Antes que alguém ache que iremos mudar o foco do blog, de tecnologia para culinária, deixe-me explicar o assunto maroto do post, pra quem ainda não entendeu. Assim como a Apple resolveu dar nome de felinos a suas versões dos sistemas operacionais MacOS (Panther, Tiger, Leopard, Snow Leopard, etc.), o Google resolveu dar nome de doces as versões do seu sistema operacional móvel, o Android (Cupcake, Donut, Froyo, etc.). Dae a piadinha infame, de estar trocando a Maçã (Apple) pelos doces. E como bom redondo que sou, como já me zuaram no Twitter, ‘gordo não resiste a um doce’.
Já tem algum tempo que estava curioso em ter um smartphone Android. Quando fui da última vez aos Estados Unidos, em abril, achei que finalmente iria voltar com um no bolso. Porém, ao mexer com eles nas lojas e por mais tempo com o Nexus One do Breno Masi, confesso que não me despertou nenhum sentimento forte o bastante a ponto de gastar alguns dólares num brinquedo com o sistema do Google.
Nas últimas semanas, o Eduardo Masuda acabou adquirindo um Nexus One e diante dos comentários positivos, fiquei novamente interessado no assunto. Em paralelo, as conversas com o Luiz Fireball também sempre abrem um novo mundo de possibilidades, longe das amarradas maquiavélicas de Cupertino. Durante os últimos 5 dias fiquei procurando vários aparelhos e parece-me que o top de linha atualmente no Brasil seria o Samsung Galaxy S, beirando os R$ 2.000,00. Havia encontrando um ofertão no Mercado Livre, mas como o cidadão começou a enrolar pra fechar o negócio, me decidi em pegar algo bem mais modesto, apenas pra conhecer mais a fundo a plataforma e ver se é realmente mais versátil que o iPhone. Minha escolha econômica foi o HTC Magic, um aparelho antigo, usado, mas que roda o Android 2.2, o que vai me permitir ter acesso as novidades do mundo Android, como o tethering nativo, flash, pornografia (uhuuu), etc. Assim, não precisarei mais ficar hackeando meu iPhone pra rodar o MyWi (sim, estou cogitando abrir mão do jailbreak), Frash e todas as coisas que deixariam o iPhone muito melhor, mas Deus Steve não quer.

____________

▶ [O que fazer]:
Transcreva, sem qualquer alteração, o trecho do texto sobre o Android que começa em "Já tem algum" e termina em "sistema do Google.". Os registros são um material independente do texto.

[Dados de detecção de layout de documentos]
____________

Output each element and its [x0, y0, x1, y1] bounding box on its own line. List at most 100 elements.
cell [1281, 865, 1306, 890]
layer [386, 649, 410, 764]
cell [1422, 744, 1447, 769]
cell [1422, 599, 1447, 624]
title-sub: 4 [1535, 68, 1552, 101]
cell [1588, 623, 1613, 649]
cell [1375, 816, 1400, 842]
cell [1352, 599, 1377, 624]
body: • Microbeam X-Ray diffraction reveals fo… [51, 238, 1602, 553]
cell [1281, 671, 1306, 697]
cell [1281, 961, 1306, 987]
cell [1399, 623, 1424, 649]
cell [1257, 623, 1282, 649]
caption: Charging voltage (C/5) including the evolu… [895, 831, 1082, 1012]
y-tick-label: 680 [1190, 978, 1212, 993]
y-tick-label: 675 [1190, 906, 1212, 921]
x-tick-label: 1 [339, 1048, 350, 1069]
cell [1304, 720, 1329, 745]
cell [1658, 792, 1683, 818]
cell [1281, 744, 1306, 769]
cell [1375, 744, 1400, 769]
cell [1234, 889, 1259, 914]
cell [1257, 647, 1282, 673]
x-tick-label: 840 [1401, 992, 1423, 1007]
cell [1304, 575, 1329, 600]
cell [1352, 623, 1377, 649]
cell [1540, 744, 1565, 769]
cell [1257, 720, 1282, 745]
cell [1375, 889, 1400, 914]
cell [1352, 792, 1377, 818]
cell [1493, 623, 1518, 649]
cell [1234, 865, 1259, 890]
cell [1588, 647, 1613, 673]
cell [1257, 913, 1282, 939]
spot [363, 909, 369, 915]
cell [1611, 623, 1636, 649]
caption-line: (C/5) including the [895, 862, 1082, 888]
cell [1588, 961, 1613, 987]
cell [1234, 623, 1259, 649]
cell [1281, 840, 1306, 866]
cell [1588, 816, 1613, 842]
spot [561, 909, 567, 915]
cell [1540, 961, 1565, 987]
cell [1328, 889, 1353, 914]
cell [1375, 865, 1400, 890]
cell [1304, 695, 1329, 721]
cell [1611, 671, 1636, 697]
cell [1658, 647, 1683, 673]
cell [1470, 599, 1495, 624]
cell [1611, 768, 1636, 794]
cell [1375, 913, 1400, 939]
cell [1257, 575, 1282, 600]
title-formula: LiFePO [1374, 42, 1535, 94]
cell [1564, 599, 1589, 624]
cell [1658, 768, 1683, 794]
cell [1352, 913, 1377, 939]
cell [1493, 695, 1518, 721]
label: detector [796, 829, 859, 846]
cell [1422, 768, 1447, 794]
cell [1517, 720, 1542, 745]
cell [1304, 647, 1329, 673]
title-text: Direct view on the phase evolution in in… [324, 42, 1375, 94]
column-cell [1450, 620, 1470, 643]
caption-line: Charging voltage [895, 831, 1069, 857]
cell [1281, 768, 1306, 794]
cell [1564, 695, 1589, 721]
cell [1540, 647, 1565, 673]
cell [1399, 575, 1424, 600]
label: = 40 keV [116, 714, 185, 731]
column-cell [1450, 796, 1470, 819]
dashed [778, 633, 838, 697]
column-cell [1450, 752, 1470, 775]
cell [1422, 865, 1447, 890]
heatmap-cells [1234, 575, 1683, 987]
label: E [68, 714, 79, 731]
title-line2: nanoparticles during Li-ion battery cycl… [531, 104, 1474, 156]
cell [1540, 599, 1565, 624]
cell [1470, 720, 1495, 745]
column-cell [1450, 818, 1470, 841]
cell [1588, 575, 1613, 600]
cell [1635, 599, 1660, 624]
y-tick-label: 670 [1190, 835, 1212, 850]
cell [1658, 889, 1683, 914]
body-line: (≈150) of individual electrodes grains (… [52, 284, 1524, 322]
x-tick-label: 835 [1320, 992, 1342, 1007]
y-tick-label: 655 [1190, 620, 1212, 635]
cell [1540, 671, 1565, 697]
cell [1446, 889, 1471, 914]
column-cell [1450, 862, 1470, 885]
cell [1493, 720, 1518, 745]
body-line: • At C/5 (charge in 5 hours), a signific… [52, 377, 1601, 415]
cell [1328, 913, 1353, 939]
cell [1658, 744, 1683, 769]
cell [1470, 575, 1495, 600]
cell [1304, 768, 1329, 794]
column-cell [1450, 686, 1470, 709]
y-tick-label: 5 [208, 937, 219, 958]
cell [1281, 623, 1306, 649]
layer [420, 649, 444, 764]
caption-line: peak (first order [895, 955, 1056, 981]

____________

▶ [Resposta]:
Já tem algum tempo que estava curioso em ter um smartphone Android. Quando fui da última vez aos Estados Unidos, em abril, achei que finalmente iria voltar com um no bolso. Porém, ao mexer com eles nas lojas e por mais tempo com o Nexus One do Breno Masi, confesso que não me despertou nenhum sentimento forte o bastante a ponto de gastar alguns dólares num brinquedo com o sistema do Google.